◆ Data to process ◆
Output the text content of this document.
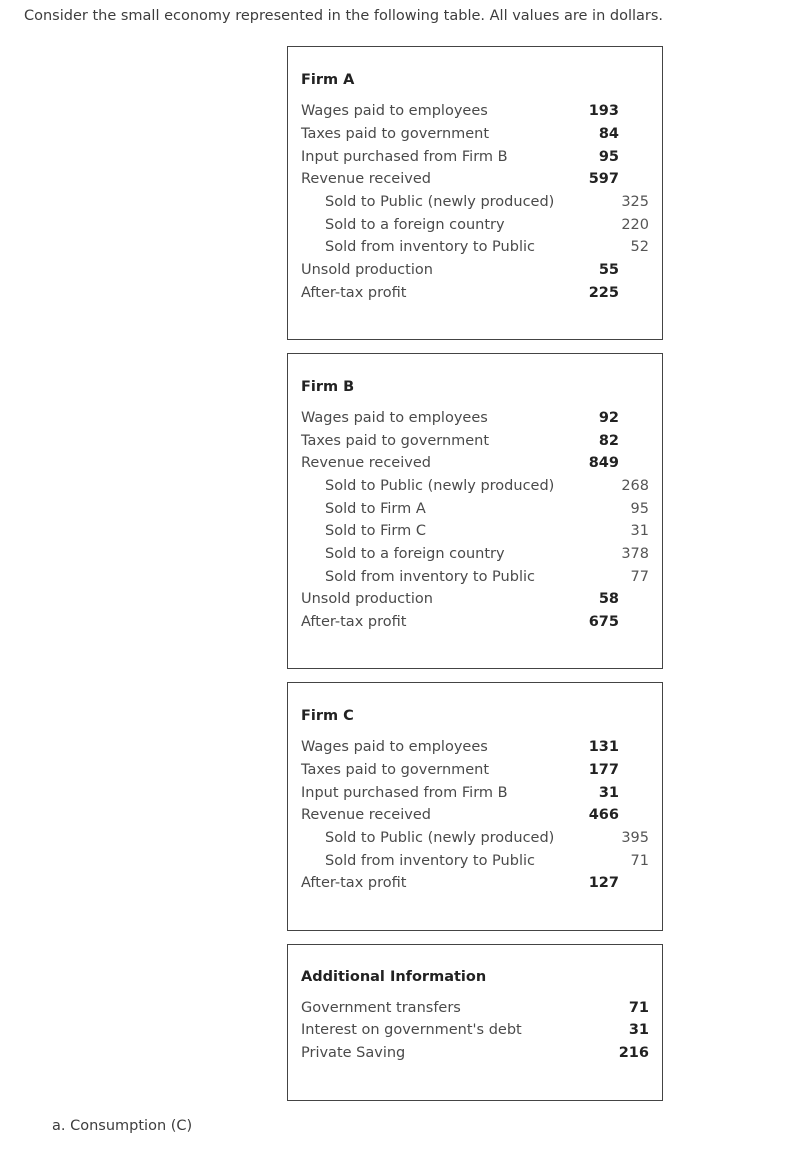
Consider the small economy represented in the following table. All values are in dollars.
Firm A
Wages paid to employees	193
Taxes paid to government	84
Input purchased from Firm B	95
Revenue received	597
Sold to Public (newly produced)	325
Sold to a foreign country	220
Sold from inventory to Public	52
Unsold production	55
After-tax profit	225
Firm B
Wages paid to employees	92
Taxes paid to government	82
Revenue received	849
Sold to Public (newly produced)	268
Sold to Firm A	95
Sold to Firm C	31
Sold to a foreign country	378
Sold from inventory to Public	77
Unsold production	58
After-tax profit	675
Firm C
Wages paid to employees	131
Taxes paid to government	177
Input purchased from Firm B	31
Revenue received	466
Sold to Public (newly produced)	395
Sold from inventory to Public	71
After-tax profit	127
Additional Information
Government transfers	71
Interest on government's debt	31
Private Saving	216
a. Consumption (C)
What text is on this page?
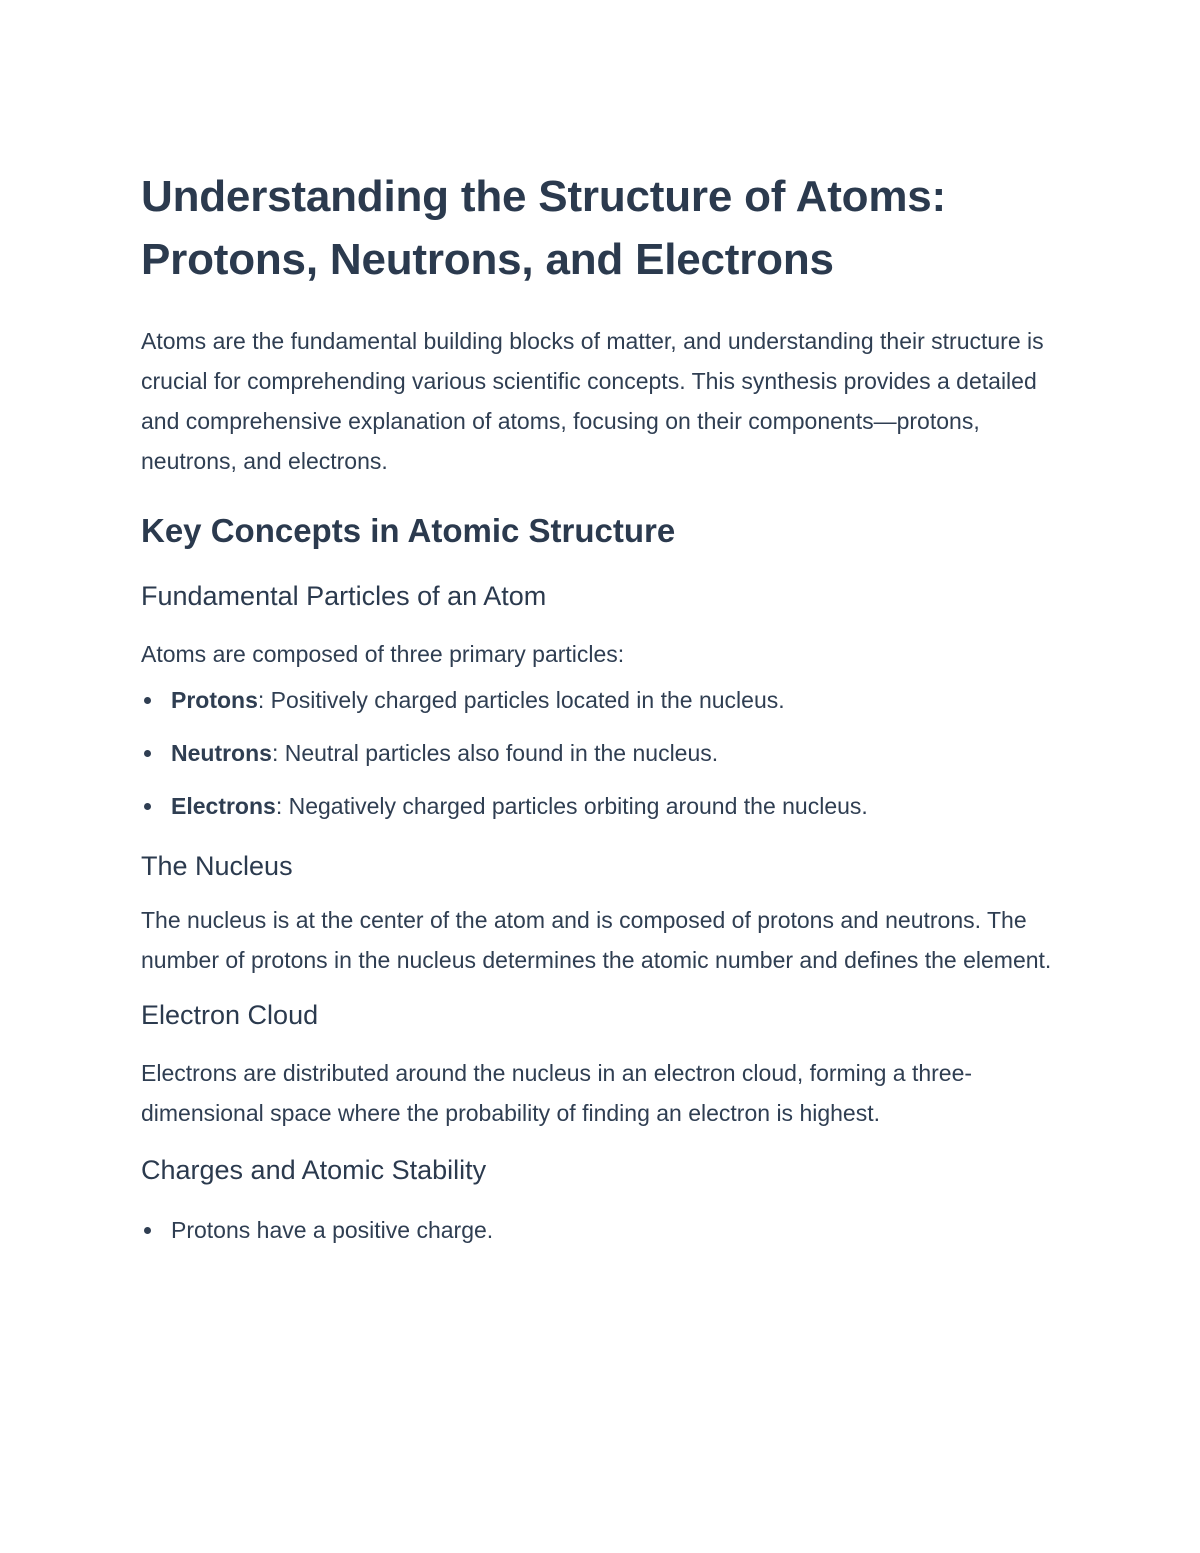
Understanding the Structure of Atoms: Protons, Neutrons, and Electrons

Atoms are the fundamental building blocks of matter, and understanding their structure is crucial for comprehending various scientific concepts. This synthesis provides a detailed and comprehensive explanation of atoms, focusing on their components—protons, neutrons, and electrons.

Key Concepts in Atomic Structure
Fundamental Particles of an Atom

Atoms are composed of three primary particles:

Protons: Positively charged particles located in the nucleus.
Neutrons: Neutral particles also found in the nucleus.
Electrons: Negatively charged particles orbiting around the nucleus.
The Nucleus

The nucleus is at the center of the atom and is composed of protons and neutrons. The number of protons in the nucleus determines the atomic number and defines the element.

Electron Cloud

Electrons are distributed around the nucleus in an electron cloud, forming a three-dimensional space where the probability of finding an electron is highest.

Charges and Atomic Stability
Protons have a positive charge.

◆ Task requirements ◆
Report every line in the data above in which the word "Firm" appears.

◆ Output ◆
Firm A
Input purchased from Firm B	95
Firm B
Sold to Firm A	95
Sold to Firm C	31
Firm C
Input purchased from Firm B	31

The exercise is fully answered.